▸ WHAT TO DO
Of the lines in the listing below, how many hold "ἀντιστρόφως"? Answer with the number only.

▸ DATA FOR THIS TASK
--- begin ---
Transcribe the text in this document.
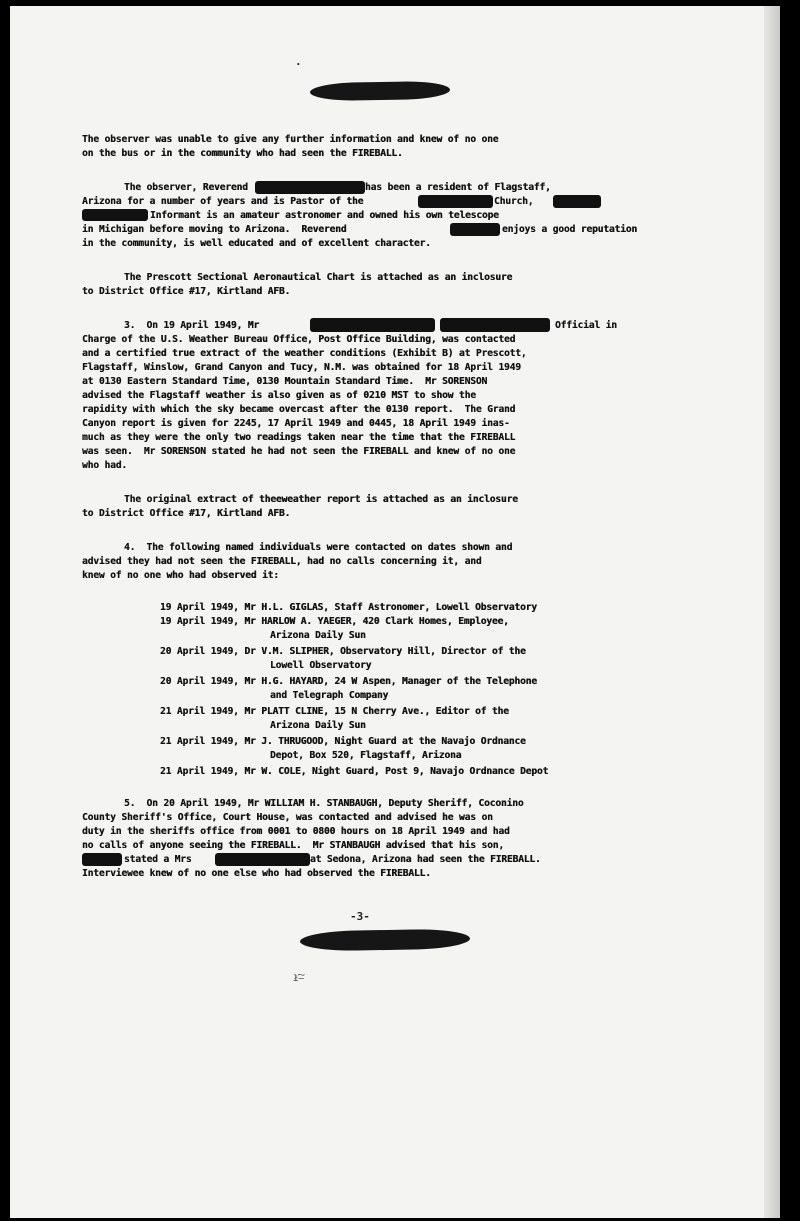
·

The observer was unable to give any further information and knew of no one

on the bus or in the community who had seen the FIREBALL.

The observer, Reverend	has been a resident of Flagstaff,

Arizona for a number of years and is Pastor of the	Church,

Informant is an amateur astronomer and owned his own telescope

in Michigan before moving to Arizona.  Reverend	enjoys a good reputation

in the community, is well educated and of excellent character.

The Prescott Sectional Aeronautical Chart is attached as an inclosure

to District Office #17, Kirtland AFB.

3.  On 19 April 1949, Mr	Official in

Charge of the U.S. Weather Bureau Office, Post Office Building, was contacted

and a certified true extract of the weather conditions (Exhibit B) at Prescott,

Flagstaff, Winslow, Grand Canyon and Tucy, N.M. was obtained for 18 April 1949

at 0130 Eastern Standard Time, 0130 Mountain Standard Time.  Mr SORENSON

advised the Flagstaff weather is also given as of 0210 MST to show the

rapidity with which the sky became overcast after the 0130 report.  The Grand

Canyon report is given for 2245, 17 April 1949 and 0445, 18 April 1949 inas-

much as they were the only two readings taken near the time that the FIREBALL

was seen.  Mr SORENSON stated he had not seen the FIREBALL and knew of no one

who had.

The original extract of theeweather report is attached as an inclosure

to District Office #17, Kirtland AFB.

4.  The following named individuals were contacted on dates shown and

advised they had not seen the FIREBALL, had no calls concerning it, and

knew of no one who had observed it:

19 April 1949, Mr H.L. GIGLAS, Staff Astronomer, Lowell Observatory

19 April 1949, Mr HARLOW A. YAEGER, 420 Clark Homes, Employee,

Arizona Daily Sun

20 April 1949, Dr V.M. SLIPHER, Observatory Hill, Director of the

Lowell Observatory

20 April 1949, Mr H.G. HAYARD, 24 W Aspen, Manager of the Telephone

and Telegraph Company

21 April 1949, Mr PLATT CLINE, 15 N Cherry Ave., Editor of the

Arizona Daily Sun

21 April 1949, Mr J. THRUGOOD, Night Guard at the Navajo Ordnance

Depot, Box 520, Flagstaff, Arizona

21 April 1949, Mr W. COLE, Night Guard, Post 9, Navajo Ordnance Depot

5.  On 20 April 1949, Mr WILLIAM H. STANBAUGH, Deputy Sheriff, Coconino

County Sheriff's Office, Court House, was contacted and advised he was on

duty in the sheriffs office from 0001 to 0800 hours on 18 April 1949 and had

no calls of anyone seeing the FIREBALL.  Mr STANBAUGH advised that his son,

stated a Mrs	at Sedona, Arizona had seen the FIREBALL.

Interviewee knew of no one else who had observed the FIREBALL.

-3-
ł͠—
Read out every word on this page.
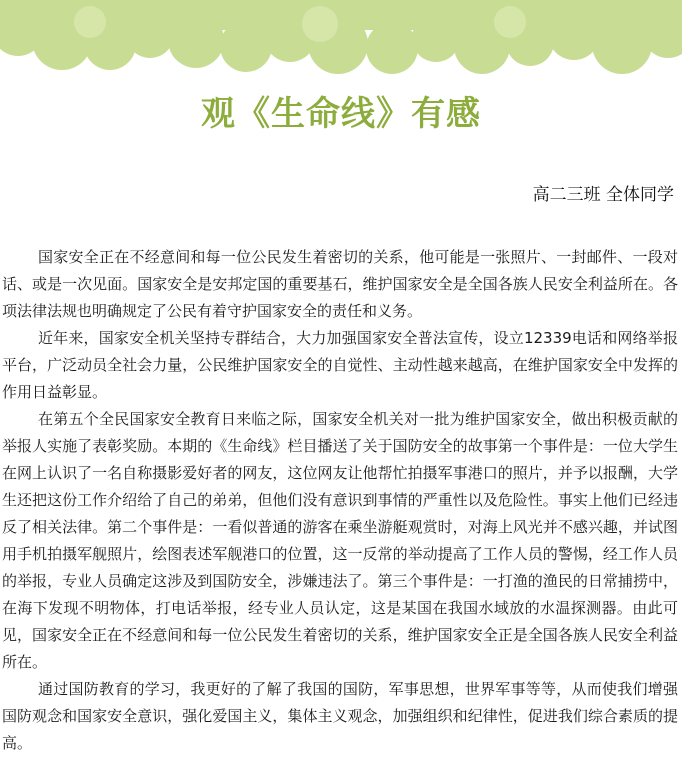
观《生命线》有感

高二三班 全体同学

国家安全正在不经意间和每一位公民发生着密切的关系，他可能是一张照片、一封邮件、一段对话、或是一次见面。国家安全是安邦定国的重要基石，维护国家安全是全国各族人民安全利益所在。各项法律法规也明确规定了公民有着守护国家安全的责任和义务。

近年来，国家安全机关坚持专群结合，大力加强国家安全普法宣传，设立12339电话和网络举报平台，广泛动员全社会力量，公民维护国家安全的自觉性、主动性越来越高，在维护国家安全中发挥的作用日益彰显。

在第五个全民国家安全教育日来临之际，国家安全机关对一批为维护国家安全，做出积极贡献的举报人实施了表彰奖励。本期的《生命线》栏目播送了关于国防安全的故事第一个事件是：一位大学生在网上认识了一名自称摄影爱好者的网友，这位网友让他帮忙拍摄军事港口的照片，并予以报酬，大学生还把这份工作介绍给了自己的弟弟，但他们没有意识到事情的严重性以及危险性。事实上他们已经违反了相关法律。第二个事件是：一看似普通的游客在乘坐游艇观赏时，对海上风光并不感兴趣，并试图用手机拍摄军舰照片，绘图表述军舰港口的位置，这一反常的举动提高了工作人员的警惕，经工作人员的举报，专业人员确定这涉及到国防安全，涉嫌违法了。第三个事件是：一打渔的渔民的日常捕捞中，在海下发现不明物体，打电话举报，经专业人员认定，这是某国在我国水域放的水温探测器。由此可见，国家安全正在不经意间和每一位公民发生着密切的关系，维护国家安全正是全国各族人民安全利益所在。

通过国防教育的学习，我更好的了解了我国的国防，军事思想，世界军事等等，从而使我们增强国防观念和国家安全意识，强化爱国主义，集体主义观念，加强组织和纪律性，促进我们综合素质的提高。
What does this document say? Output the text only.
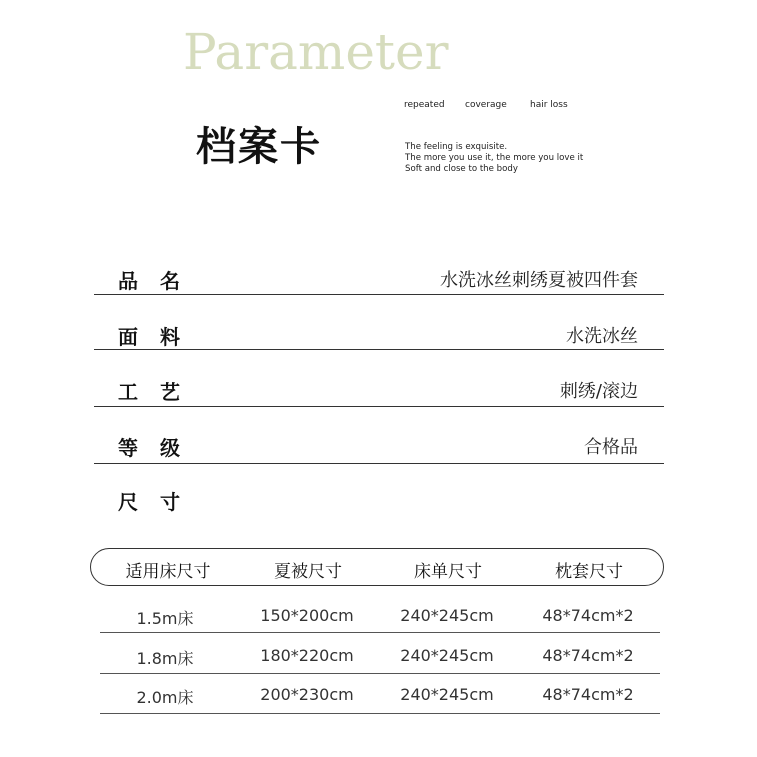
Parameter
档案卡
repeated coverage	hair loss
The feeling is exquisite.
The more you use it, the more you love it
Soft and close to the body
品名	水洗冰丝刺绣夏被四件套
面料	水洗冰丝
工艺	刺绣/滚边
等级	合格品
尺寸
适用床尺寸	夏被尺寸	床单尺寸	枕套尺寸
1.5m床	150*200cm	240*245cm	48*74cm*2
1.8m床	180*220cm	240*245cm	48*74cm*2
2.0m床	200*230cm	240*245cm	48*74cm*2
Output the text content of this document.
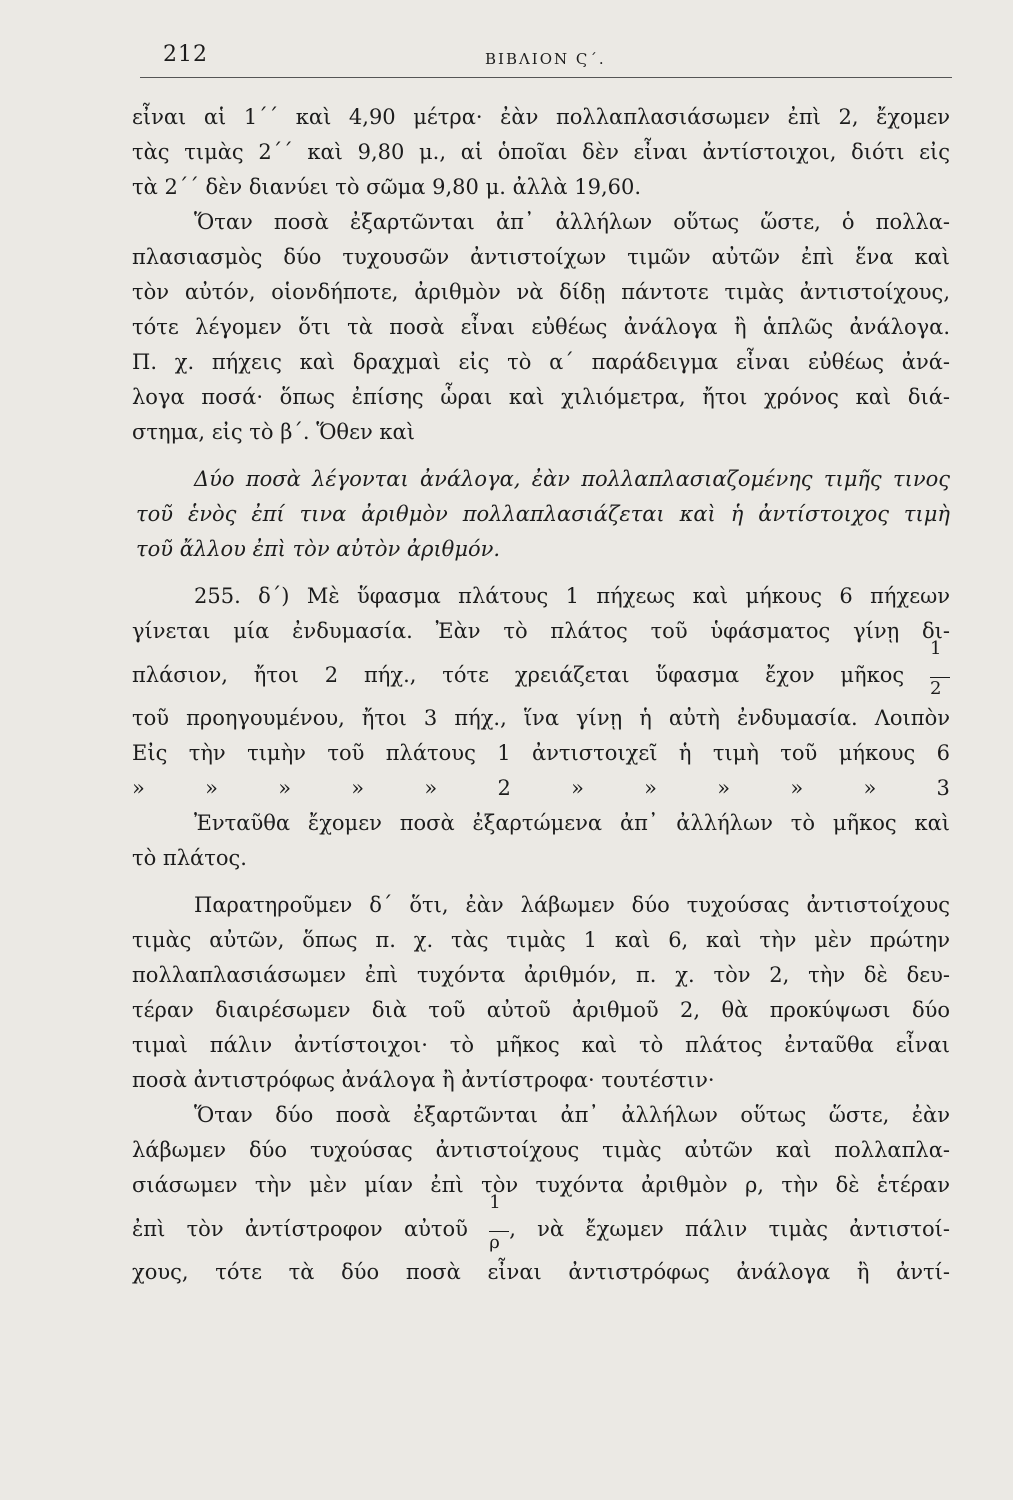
212	ΒΙΒΛΙΟΝ Ϛ΄.
εἶναι αἱ 1΄΄ καὶ 4,90 μέτρα· ἐὰν πολλαπλασιάσωμεν ἐπὶ 2, ἔχομεν
τὰς τιμὰς 2΄΄ καὶ 9,80 μ., αἱ ὁποῖαι δὲν εἶναι ἀντίστοιχοι, διότι εἰς
τὰ 2΄΄ δὲν διανύει τὸ σῶμα 9,80 μ. ἀλλὰ 19,60.
Ὅταν ποσὰ ἐξαρτῶνται ἀπ᾿ ἀλλήλων οὕτως ὥστε, ὁ πολλα-
πλασιασμὸς δύο τυχουσῶν ἀντιστοίχων τιμῶν αὐτῶν ἐπὶ ἕνα καὶ
τὸν αὐτόν, οἱονδήποτε, ἀριθμὸν νὰ δίδῃ πάντοτε τιμὰς ἀντιστοίχους,
τότε λέγομεν ὅτι τὰ ποσὰ εἶναι εὐθέως ἀνάλογα ἢ ἁπλῶς ἀνάλογα.
Π. χ. πήχεις καὶ δραχμαὶ εἰς τὸ α΄ παράδειγμα εἶναι εὐθέως ἀνά-
λογα ποσά· ὅπως ἐπίσης ὧραι καὶ χιλιόμετρα, ἤτοι χρόνος καὶ διά-
στημα, εἰς τὸ β΄. Ὅθεν καὶ
Δύο ποσὰ λέγονται ἀνάλογα, ἐὰν πολλαπλασιαζομένης τιμῆς τινος
τοῦ ἑνὸς ἐπί τινα ἀριθμὸν πολλαπλασιάζεται καὶ ἡ ἀντίστοιχος τιμὴ
τοῦ ἄλλου ἐπὶ τὸν αὐτὸν ἀριθμόν.
255. δ΄) Μὲ ὕφασμα πλάτους 1 πήχεως καὶ μήκους 6 πήχεων
γίνεται μία ἐνδυμασία. Ἐὰν τὸ πλάτος τοῦ ὑφάσματος γίνῃ δι-
πλάσιον, ἤτοι 2 πήχ., τότε χρειάζεται ὕφασμα ἔχον μῆκος $\frac{1}{2}$
τοῦ προηγουμένου, ἤτοι 3 πήχ., ἵνα γίνῃ ἡ αὐτὴ ἐνδυμασία. Λοιπὸν
Εἰς τὴν τιμὴν τοῦ πλάτους 1 ἀντιστοιχεῖ ἡ τιμὴ τοῦ μήκους 6
»	»	»	»	»	2	»	»	»	»	»	3
Ἐνταῦθα ἔχομεν ποσὰ ἐξαρτώμενα ἀπ᾿ ἀλλήλων τὸ μῆκος καὶ
τὸ πλάτος.
Παρατηροῦμεν δ΄ ὅτι, ἐὰν λάβωμεν δύο τυχούσας ἀντιστοίχους
τιμὰς αὐτῶν, ὅπως π. χ. τὰς τιμὰς 1 καὶ 6, καὶ τὴν μὲν πρώτην
πολλαπλασιάσωμεν ἐπὶ τυχόντα ἀριθμόν, π. χ. τὸν 2, τὴν δὲ δευ-
τέραν διαιρέσωμεν διὰ τοῦ αὐτοῦ ἀριθμοῦ 2, θὰ προκύψωσι δύο
τιμαὶ πάλιν ἀντίστοιχοι· τὸ μῆκος καὶ τὸ πλάτος ἐνταῦθα εἶναι
ποσὰ ἀντιστρόφως ἀνάλογα ἢ ἀντίστροφα· τουτέστιν·
Ὅταν δύο ποσὰ ἐξαρτῶνται ἀπ᾿ ἀλλήλων οὕτως ὥστε, ἐὰν
λάβωμεν δύο τυχούσας ἀντιστοίχους τιμὰς αὐτῶν καὶ πολλαπλα-
σιάσωμεν τὴν μὲν μίαν ἐπὶ τὸν τυχόντα ἀριθμὸν ρ, τὴν δὲ ἑτέραν
ἐπὶ τὸν ἀντίστροφον αὐτοῦ $\frac{1}{\rho}$ , νὰ ἔχωμεν πάλιν τιμὰς ἀντιστοί-
χους, τότε τὰ δύο ποσὰ εἶναι ἀντιστρόφως ἀνάλογα ἢ ἀντί-
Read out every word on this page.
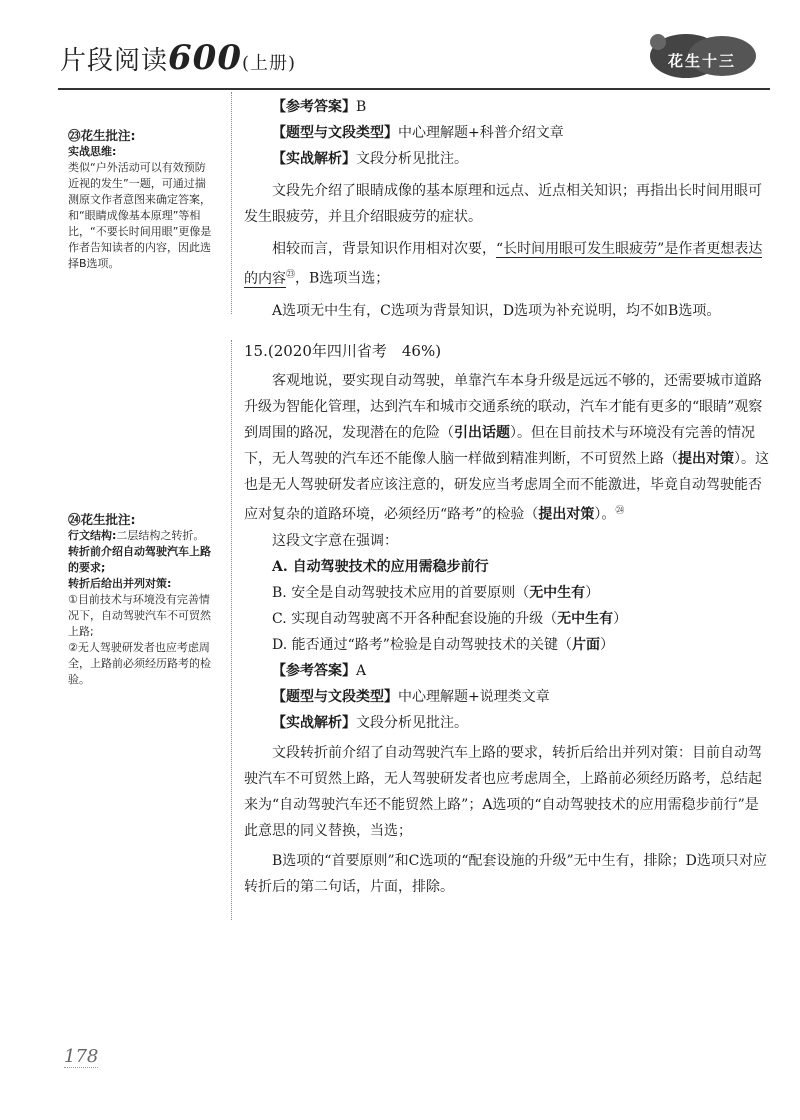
片段阅读600(上册)	花生十三
㉓花生批注:
实战思维:
类似“户外活动可以有效预防近视的发生”一题，可通过揣测原文作者意图来确定答案，和“眼睛成像基本原理”等相比，“不要长时间用眼”更像是作者告知读者的内容，因此选择B选项。
㉔花生批注:
行文结构:二层结构之转折。
转折前介绍自动驾驶汽车上路的要求;
转折后给出并列对策:
①目前技术与环境没有完善情况下，自动驾驶汽车不可贸然上路;
②无人驾驶研发者也应考虑周全，上路前必须经历路考的检验。
【参考答案】B
【题型与文段类型】中心理解题+科普介绍文章
【实战解析】文段分析见批注。

文段先介绍了眼睛成像的基本原理和远点、近点相关知识；再指出长时间用眼可发生眼疲劳，并且介绍眼疲劳的症状。

相较而言，背景知识作用相对次要，“长时间用眼可发生眼疲劳”是作者更想表达的内容$^㉓$，B选项当选；

A选项无中生有，C选项为背景知识，D选项为补充说明，均不如B选项。

15.(2020年四川省考　46%)

客观地说，要实现自动驾驶，单靠汽车本身升级是远远不够的，还需要城市道路升级为智能化管理，达到汽车和城市交通系统的联动，汽车才能有更多的“眼睛”观察到周围的路况，发现潜在的危险（引出话题）。但在目前技术与环境没有完善的情况下，无人驾驶的汽车还不能像人脑一样做到精准判断，不可贸然上路（提出对策）。这也是无人驾驶研发者应该注意的，研发应当考虑周全而不能激进，毕竟自动驾驶能否应对复杂的道路环境，必须经历“路考”的检验（提出对策）。$^㉔$

这段文字意在强调：
A. 自动驾驶技术的应用需稳步前行
B. 安全是自动驾驶技术应用的首要原则（无中生有）
C. 实现自动驾驶离不开各种配套设施的升级（无中生有）
D. 能否通过“路考”检验是自动驾驶技术的关键（片面）
【参考答案】A
【题型与文段类型】中心理解题+说理类文章
【实战解析】文段分析见批注。

文段转折前介绍了自动驾驶汽车上路的要求，转折后给出并列对策：目前自动驾驶汽车不可贸然上路，无人驾驶研发者也应考虑周全，上路前必须经历路考，总结起来为“自动驾驶汽车还不能贸然上路”；A选项的“自动驾驶技术的应用需稳步前行”是此意思的同义替换，当选；

B选项的“首要原则”和C选项的“配套设施的升级”无中生有，排除；D选项只对应转折后的第二句话，片面，排除。

178
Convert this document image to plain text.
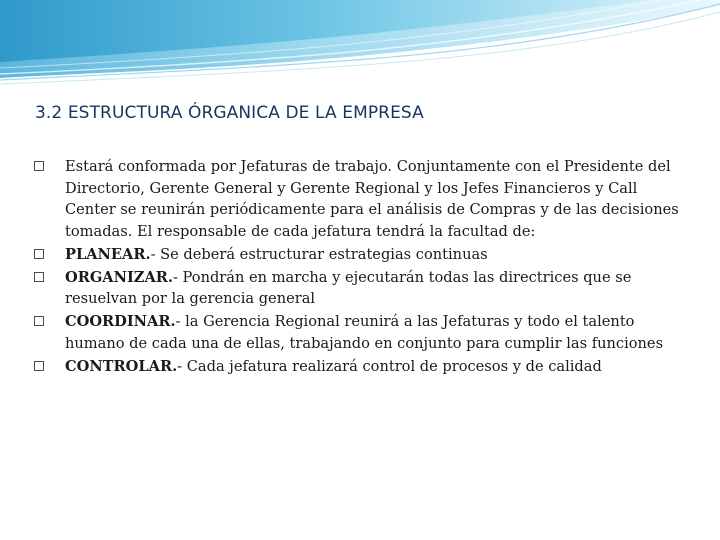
3.2 ESTRUCTURA ÓRGANICA DE LA EMPRESA
Estará conformada por Jefaturas de trabajo. Conjuntamente con el Presidente del Directorio, Gerente General y Gerente Regional y los Jefes Financieros y Call Center se reunirán periódicamente para el análisis de Compras y de las decisiones tomadas. El responsable de cada jefatura tendrá la facultad de:
PLANEAR.- Se deberá estructurar estrategias continuas
ORGANIZAR.- Pondrán en marcha y ejecutarán todas las directrices que se resuelvan por la gerencia general
COORDINAR.- la Gerencia Regional reunirá a las Jefaturas y todo el talento humano de cada una de ellas, trabajando en conjunto para cumplir las funciones
CONTROLAR.- Cada jefatura realizará control de procesos y de calidad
--- end ---
▸ SOLUTION TO THIS TASK
2